- **Stated problem**
Pick out the lines below that include the string "LSIL".

<<<<

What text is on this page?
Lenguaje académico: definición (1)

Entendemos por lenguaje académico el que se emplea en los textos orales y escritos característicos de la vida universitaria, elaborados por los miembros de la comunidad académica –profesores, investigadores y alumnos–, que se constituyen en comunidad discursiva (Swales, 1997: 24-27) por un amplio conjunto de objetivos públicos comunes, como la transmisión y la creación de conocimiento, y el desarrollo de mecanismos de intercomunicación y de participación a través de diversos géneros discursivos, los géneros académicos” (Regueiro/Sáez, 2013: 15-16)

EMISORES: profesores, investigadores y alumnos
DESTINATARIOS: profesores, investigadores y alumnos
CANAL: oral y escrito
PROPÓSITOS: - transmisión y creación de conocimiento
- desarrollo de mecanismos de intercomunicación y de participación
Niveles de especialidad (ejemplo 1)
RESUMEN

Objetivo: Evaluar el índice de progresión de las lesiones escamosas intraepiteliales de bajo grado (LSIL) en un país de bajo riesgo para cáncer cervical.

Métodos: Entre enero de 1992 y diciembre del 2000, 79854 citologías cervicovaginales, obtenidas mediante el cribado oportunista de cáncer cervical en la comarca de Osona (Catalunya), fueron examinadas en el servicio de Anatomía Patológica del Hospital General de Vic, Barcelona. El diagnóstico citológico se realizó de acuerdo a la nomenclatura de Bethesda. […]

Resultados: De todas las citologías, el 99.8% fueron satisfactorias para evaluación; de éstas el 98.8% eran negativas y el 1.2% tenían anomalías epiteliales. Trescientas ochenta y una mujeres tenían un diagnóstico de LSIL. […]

>>>>

- **Reply to the exercise**
Objetivo: Evaluar el índice de progresión de las lesiones escamosas intraepiteliales de bajo grado (LSIL) en un país de bajo riesgo para cáncer cervical.
Resultados: De todas las citologías, el 99.8% fueron satisfactorias para evaluación; de éstas el 98.8% eran negativas y el 1.2% tenían anomalías epiteliales. Trescientas ochenta y una mujeres tenían un diagnóstico de LSIL. […]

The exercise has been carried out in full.